[Material supplied]:

======

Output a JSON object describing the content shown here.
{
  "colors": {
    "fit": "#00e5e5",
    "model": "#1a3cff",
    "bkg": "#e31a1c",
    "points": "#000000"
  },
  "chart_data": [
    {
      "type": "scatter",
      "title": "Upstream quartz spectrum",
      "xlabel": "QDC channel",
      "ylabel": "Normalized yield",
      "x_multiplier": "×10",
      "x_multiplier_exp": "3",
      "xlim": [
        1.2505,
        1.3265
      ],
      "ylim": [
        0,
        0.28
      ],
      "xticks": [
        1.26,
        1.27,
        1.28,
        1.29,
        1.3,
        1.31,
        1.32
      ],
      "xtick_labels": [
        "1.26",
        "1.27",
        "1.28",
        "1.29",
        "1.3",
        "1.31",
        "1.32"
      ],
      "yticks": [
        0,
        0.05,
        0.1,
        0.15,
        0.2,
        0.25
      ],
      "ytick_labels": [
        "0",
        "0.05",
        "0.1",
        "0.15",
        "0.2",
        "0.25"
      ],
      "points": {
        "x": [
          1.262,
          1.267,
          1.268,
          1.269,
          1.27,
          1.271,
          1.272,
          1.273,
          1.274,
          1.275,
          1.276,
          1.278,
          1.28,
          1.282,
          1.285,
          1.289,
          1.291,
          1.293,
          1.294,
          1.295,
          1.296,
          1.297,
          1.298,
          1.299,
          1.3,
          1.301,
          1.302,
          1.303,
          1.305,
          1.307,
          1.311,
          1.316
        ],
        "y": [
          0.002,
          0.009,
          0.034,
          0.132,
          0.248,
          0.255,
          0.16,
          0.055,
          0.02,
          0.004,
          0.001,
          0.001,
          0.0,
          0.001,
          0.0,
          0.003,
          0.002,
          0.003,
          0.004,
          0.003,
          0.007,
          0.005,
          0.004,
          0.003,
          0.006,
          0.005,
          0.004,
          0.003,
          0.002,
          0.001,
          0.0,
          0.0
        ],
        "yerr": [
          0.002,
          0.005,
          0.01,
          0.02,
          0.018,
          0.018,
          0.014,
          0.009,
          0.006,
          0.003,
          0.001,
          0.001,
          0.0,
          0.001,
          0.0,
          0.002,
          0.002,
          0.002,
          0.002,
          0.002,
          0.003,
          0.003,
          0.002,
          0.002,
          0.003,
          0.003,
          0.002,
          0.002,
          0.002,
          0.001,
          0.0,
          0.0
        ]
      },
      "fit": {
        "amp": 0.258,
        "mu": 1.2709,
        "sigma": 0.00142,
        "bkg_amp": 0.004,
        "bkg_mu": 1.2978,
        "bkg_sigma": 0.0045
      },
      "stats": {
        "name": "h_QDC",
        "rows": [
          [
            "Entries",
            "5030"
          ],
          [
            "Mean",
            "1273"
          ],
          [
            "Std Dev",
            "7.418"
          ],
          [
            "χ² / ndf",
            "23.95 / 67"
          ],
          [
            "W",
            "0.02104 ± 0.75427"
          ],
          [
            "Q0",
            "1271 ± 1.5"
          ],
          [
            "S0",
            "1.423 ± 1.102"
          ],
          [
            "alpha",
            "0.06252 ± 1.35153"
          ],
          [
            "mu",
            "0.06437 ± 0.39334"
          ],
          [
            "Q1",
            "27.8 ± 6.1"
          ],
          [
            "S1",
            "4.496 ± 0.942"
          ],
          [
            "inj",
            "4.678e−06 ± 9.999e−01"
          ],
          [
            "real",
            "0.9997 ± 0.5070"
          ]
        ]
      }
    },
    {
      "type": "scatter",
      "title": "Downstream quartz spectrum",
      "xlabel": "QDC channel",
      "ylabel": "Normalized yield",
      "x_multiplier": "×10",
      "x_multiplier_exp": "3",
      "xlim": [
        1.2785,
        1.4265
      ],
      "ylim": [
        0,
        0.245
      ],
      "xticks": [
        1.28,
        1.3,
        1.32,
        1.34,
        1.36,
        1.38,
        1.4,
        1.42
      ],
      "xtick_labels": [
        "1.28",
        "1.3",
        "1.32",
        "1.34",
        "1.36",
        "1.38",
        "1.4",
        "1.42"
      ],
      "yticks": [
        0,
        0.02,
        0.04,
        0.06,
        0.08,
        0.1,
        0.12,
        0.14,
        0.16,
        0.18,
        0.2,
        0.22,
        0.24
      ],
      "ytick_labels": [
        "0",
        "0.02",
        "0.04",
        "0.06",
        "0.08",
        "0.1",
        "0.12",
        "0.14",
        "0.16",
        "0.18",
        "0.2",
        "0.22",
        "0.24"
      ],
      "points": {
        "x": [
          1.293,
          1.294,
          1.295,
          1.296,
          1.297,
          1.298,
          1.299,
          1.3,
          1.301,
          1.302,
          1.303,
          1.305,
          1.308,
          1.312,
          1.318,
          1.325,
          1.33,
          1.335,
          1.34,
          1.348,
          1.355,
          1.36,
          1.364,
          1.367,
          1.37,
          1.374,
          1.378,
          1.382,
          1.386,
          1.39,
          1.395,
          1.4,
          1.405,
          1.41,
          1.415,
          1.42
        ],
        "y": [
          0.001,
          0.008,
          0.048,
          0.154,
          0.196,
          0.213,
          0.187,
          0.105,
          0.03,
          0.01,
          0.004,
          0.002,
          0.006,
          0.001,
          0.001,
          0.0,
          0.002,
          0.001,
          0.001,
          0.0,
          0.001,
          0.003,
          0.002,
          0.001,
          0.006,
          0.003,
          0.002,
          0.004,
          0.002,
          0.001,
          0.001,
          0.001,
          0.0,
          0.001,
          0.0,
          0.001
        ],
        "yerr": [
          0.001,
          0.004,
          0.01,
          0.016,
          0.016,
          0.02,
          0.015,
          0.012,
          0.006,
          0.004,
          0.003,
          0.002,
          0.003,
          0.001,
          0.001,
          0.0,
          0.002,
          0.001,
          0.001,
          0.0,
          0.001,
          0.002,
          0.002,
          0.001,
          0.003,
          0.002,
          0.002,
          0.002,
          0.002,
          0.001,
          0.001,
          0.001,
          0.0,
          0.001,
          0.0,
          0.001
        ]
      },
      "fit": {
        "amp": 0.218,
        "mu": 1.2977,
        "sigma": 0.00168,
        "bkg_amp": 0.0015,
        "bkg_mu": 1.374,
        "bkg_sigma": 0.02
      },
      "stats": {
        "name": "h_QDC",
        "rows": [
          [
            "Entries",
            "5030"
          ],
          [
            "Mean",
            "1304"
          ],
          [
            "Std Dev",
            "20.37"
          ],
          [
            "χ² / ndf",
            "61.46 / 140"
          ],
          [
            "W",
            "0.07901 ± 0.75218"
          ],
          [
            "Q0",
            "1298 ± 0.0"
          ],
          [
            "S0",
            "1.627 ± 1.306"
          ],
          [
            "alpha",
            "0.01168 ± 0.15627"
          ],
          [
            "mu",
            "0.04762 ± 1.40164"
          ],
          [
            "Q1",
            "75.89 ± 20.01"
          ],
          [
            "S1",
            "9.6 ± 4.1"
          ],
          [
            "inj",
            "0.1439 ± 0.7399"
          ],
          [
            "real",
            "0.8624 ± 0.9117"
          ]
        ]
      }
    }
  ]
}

======

Copy out every line of the listing that contains the string "spectrum".

[Answer below]:
      "title": "Upstream quartz spectrum",
      "title": "Downstream quartz spectrum",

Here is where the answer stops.